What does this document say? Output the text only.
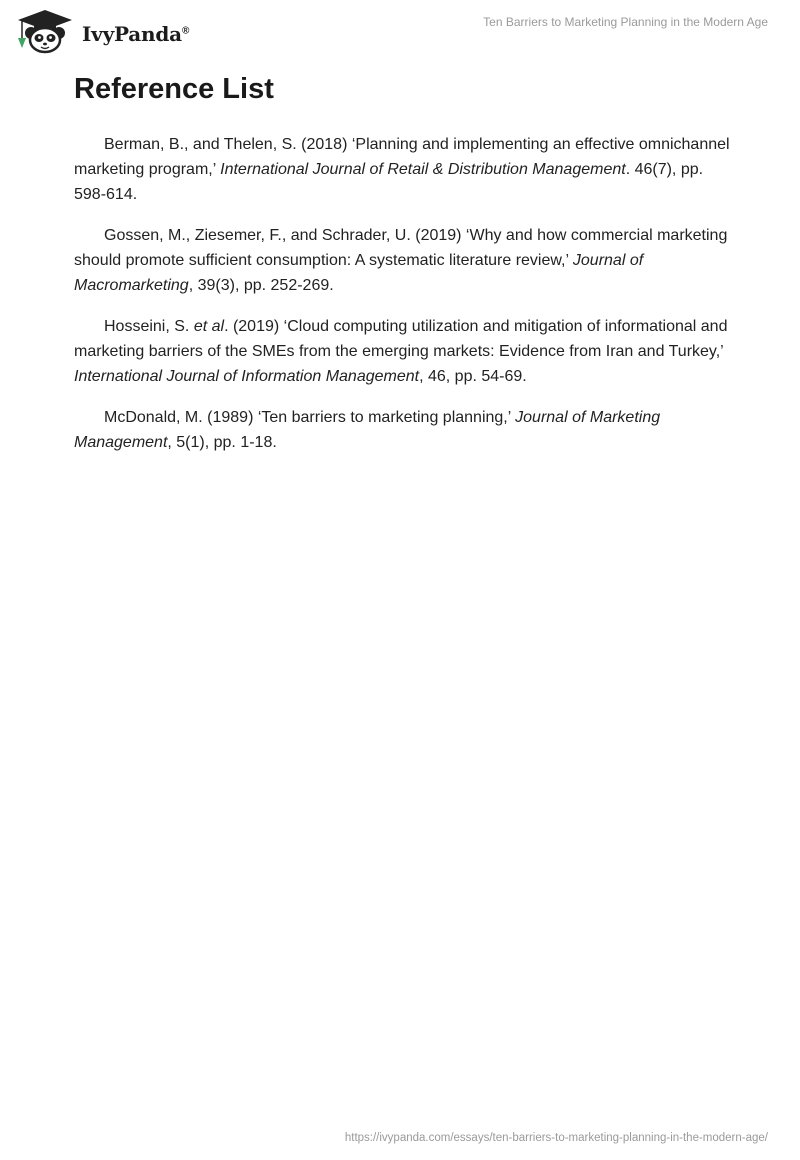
IvyPanda®
Ten Barriers to Marketing Planning in the Modern Age
Reference List

Berman, B., and Thelen, S. (2018) ‘Planning and implementing an effective omnichannel marketing program,’ International Journal of Retail & Distribution Management. 46(7), pp. 598-614.

Gossen, M., Ziesemer, F., and Schrader, U. (2019) ‘Why and how commercial marketing should promote sufficient consumption: A systematic literature review,’ Journal of Macromarketing, 39(3), pp. 252-269.

Hosseini, S. et al. (2019) ‘Cloud computing utilization and mitigation of informational and marketing barriers of the SMEs from the emerging markets: Evidence from Iran and Turkey,’ International Journal of Information Management, 46, pp. 54-69.

McDonald, M. (1989) ‘Ten barriers to marketing planning,’ Journal of Marketing Management, 5(1), pp. 1-18.

https://ivypanda.com/essays/ten-barriers-to-marketing-planning-in-the-modern-age/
——
## THE TASK
Write out the listing above exactly as it stands, pictures excluded.

## COMPLETE RESPONSE
What does this document say? Output the text only.
IvyPanda®
Ten Barriers to Marketing Planning in the Modern Age
Reference List

Berman, B., and Thelen, S. (2018) ‘Planning and implementing an effective omnichannel marketing program,’ International Journal of Retail & Distribution Management. 46(7), pp. 598-614.

Gossen, M., Ziesemer, F., and Schrader, U. (2019) ‘Why and how commercial marketing should promote sufficient consumption: A systematic literature review,’ Journal of Macromarketing, 39(3), pp. 252-269.

Hosseini, S. et al. (2019) ‘Cloud computing utilization and mitigation of informational and marketing barriers of the SMEs from the emerging markets: Evidence from Iran and Turkey,’ International Journal of Information Management, 46, pp. 54-69.

McDonald, M. (1989) ‘Ten barriers to marketing planning,’ Journal of Marketing Management, 5(1), pp. 1-18.

https://ivypanda.com/essays/ten-barriers-to-marketing-planning-in-the-modern-age/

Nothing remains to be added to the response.